> [文献段落]
'''

新时期以来郭沫若作品整理的成就与问题
摘要:郭沫若作品的搜集整理,既是郭沫若研究的基础工作,也是郭沫若研究的重点与难点。本文从辑佚、辨伪、版本三个方面展开讨论,认为还有大量郭沫若的翻译作品、书信、集外作品需要钩稽整理;郭沫若作品,包括书信和书法作品都存在作伪现象,需要仔细辨别;郭沫若作品版本丰富,不同版本变化较多,对版本的汇校和研究是一项有待深入开展的重要工作。
关键词:郭沫若 文献史料 辑佚 辨伪 版本
郭沫若作品整理的突破性成就出现在1980~2000年,表现在以《郭沫若全集》为代表的整理出版,以及《郭沫若年谱》《郭沫若著译系年》《郭沫若著译书目》等郭沫若研究资料的编撰出版。此后,虽然还有部分学者专注于郭沫若文献史料的搜集整理,并有相关国际学术会议的召开,但还没有特别丰硕的成果出现。一方面,除郭沫若研究者外,其他现代文学或史学史研究者对郭沫若文献史料的搜集整理关注不够;另一方面,多数郭沫若研究者对郭沫若文献史料整理工作的进展不熟悉,出现一些低水平重复现象。这些因素导致郭沫若研究中的文献史料基础不扎实,很多问题尚未解决,有些论述建立在不可靠的材料的基础上,影响了郭沫若研究的进一步深入。
本文从辑佚、辨伪、版本三个方面展开,系统总结郭沫若文献史料整理工作已经取得的成就、存在的问题,以及需要完善之处。
一 辑佚
研究一个作家,需要面对他的全部作品,在已经整理出版的现代作家作品集中,郭沫若的作品集既不全面,也存在很多的问题,给研究带来了难度。郭沫若作品的辑佚和整理,需要投入更多的精力,也需要学界给予更多的关注。
在辑佚和整理郭沫若作品前,需要清楚学界在这方面已经做了哪些工作,以及这些工作存在的问题。如果前人已经将某一作品钩稽出来了,却还认为那是佚文,就属于严重的学术不规范了,但郭沫若研究界常常犯这样的错误。
关于郭沫若作品集的整理,首先要提及的是《郭沫若全集》。与那些由不同出版社多次出版,并有不同编辑体例的现代作家全集如《鲁迅全集》和《茅盾全集》不同,《郭沫若全集》迄今只出过一次。这次出版的《郭沫若全集》共38卷,其中文学编20卷,1982~1992年由人民文学出版社出版;历史编8卷,1982~1985年由人民出版社出版;考古编10卷,2002年在科学出版社出齐。这是目前有关郭沫若作品最全的集子。但正如有论者所说:“《郭沫若全集》极有可能是世界上最不全的作家全集。”这客观地指出了《郭沫若全集》存在的问题。因为在38卷之外,至少还有27卷有待整理。

'''

> [数据集]
'''

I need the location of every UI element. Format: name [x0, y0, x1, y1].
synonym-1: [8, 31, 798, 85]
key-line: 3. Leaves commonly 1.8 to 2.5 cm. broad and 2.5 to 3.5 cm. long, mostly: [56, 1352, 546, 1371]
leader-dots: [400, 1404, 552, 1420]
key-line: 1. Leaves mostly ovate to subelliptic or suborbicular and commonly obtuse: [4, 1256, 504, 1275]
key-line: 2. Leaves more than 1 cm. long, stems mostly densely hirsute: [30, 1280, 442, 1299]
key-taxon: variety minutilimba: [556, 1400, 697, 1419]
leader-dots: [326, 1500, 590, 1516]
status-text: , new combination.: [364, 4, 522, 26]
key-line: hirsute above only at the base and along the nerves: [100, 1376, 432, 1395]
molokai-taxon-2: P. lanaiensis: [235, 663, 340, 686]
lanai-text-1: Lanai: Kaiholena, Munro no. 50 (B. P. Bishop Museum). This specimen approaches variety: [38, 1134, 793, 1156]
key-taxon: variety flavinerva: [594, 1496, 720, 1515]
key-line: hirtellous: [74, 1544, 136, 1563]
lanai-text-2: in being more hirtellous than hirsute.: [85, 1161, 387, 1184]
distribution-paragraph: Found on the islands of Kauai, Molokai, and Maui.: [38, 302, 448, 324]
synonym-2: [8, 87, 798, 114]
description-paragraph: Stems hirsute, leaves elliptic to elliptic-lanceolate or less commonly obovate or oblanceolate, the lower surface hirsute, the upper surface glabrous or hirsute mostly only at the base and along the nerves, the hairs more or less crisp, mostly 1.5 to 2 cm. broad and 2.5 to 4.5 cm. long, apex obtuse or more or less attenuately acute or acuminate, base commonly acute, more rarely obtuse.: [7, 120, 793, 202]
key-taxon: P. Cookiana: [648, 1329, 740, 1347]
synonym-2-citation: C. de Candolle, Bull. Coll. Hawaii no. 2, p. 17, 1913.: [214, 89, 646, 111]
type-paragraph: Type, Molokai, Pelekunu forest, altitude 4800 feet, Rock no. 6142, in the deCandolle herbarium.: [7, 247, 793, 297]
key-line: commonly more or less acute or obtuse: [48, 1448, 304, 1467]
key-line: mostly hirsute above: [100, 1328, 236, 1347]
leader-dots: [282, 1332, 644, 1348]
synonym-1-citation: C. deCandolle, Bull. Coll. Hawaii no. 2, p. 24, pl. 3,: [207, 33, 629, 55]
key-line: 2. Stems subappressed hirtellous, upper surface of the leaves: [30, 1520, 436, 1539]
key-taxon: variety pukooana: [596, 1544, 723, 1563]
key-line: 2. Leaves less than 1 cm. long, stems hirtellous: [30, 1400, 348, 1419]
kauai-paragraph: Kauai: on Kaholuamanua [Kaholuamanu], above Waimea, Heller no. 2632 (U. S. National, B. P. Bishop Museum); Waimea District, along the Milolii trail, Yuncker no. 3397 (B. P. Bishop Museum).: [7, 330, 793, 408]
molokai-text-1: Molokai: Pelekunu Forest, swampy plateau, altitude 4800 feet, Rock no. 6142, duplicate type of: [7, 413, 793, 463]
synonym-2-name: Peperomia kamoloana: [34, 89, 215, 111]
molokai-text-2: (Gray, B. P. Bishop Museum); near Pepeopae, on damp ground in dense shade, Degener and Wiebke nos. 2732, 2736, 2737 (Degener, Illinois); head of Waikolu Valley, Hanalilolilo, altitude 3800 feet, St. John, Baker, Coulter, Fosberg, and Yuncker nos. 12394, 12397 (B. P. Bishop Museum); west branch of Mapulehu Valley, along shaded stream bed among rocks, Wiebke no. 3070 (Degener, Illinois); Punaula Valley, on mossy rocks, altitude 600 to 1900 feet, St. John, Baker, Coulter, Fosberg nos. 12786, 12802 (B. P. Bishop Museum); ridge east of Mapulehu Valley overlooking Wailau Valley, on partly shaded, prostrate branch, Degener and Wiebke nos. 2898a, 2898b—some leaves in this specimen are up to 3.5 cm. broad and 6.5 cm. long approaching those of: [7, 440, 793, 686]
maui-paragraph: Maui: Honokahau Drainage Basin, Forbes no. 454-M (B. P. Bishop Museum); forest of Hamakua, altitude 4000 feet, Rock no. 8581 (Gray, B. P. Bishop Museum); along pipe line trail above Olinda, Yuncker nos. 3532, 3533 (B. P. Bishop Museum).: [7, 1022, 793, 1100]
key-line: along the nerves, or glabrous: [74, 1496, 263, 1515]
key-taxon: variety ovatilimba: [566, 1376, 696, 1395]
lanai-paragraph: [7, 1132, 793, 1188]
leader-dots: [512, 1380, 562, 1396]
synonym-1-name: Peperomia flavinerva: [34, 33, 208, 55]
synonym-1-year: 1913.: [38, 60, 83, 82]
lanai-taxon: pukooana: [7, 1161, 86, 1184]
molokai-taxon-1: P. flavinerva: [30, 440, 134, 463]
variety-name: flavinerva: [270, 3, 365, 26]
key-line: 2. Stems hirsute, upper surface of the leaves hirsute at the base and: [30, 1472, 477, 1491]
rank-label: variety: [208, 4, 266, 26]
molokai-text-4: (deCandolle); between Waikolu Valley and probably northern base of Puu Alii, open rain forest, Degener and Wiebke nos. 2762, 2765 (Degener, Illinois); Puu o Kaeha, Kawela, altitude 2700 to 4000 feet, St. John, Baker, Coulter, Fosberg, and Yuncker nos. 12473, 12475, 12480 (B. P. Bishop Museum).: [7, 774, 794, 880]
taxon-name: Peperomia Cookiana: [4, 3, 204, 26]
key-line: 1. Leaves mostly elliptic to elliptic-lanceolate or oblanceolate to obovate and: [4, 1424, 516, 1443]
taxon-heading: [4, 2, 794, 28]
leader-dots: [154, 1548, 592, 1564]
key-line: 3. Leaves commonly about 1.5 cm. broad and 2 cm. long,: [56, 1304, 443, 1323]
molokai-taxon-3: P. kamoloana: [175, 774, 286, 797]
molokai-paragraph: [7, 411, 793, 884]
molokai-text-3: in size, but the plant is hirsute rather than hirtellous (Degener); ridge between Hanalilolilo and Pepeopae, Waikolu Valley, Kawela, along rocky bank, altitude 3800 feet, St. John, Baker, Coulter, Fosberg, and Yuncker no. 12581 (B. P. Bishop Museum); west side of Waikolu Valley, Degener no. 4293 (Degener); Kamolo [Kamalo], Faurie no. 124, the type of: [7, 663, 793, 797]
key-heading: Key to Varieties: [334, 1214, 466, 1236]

'''

> [书面练习 1]
请将郭沫若作品整理一文中从“在辑佚和整理郭沫若作品前,需”到“外,至少还有27卷有待整理。”之间的文字原样照抄，首尾两处均包括在内。
> [书面练习 2]
据郭沫若作品整理一文，《郭沫若全集》的文学编由哪家出版社出版？
> [书面练习 3]
判断下列说法是否与郭沫若作品整理一文相符，逐条回答是或否，并原文引用作为依据的词句：(a)《郭沫若全集》迄今已出过多次；(b)郭沫若作品整理的突破性成就出现在1980~2000年；(c)《郭沫若全集》的历史编共10卷。

> [参考答案 1]
在辑佚和整理郭沫若作品前,需要清楚学界在这方面已经做了哪些工作,以及这些工作存在的问题。如果前人已经将某一作品钩稽出来了,却还认为那是佚文,就属于严重的学术不规范了,但郭沫若研究界常常犯这样的错误。
关于郭沫若作品集的整理,首先要提及的是《郭沫若全集》。与那些由不同出版社多次出版,并有不同编辑体例的现代作家全集如《鲁迅全集》和《茅盾全集》不同,《郭沫若全集》迄今只出过一次。这次出版的《郭沫若全集》共38卷,其中文学编20卷,1982~1992年由人民文学出版社出版;历史编8卷,1982~1985年由人民出版社出版;考古编10卷,2002年在科学出版社出齐。这是目前有关郭沫若作品最全的集子。但正如有论者所说:“《郭沫若全集》极有可能是世界上最不全的作家全集。”这客观地指出了《郭沫若全集》存在的问题。因为在38卷之外,至少还有27卷有待整理。

> [参考答案 2]
人民文学出版社。

> [参考答案 3]
(a)否，“《郭沫若全集》迄今只出过一次”。
(b)是，“郭沫若作品整理的突破性成就出现在1980~2000年”。
(c)否，“历史编8卷”。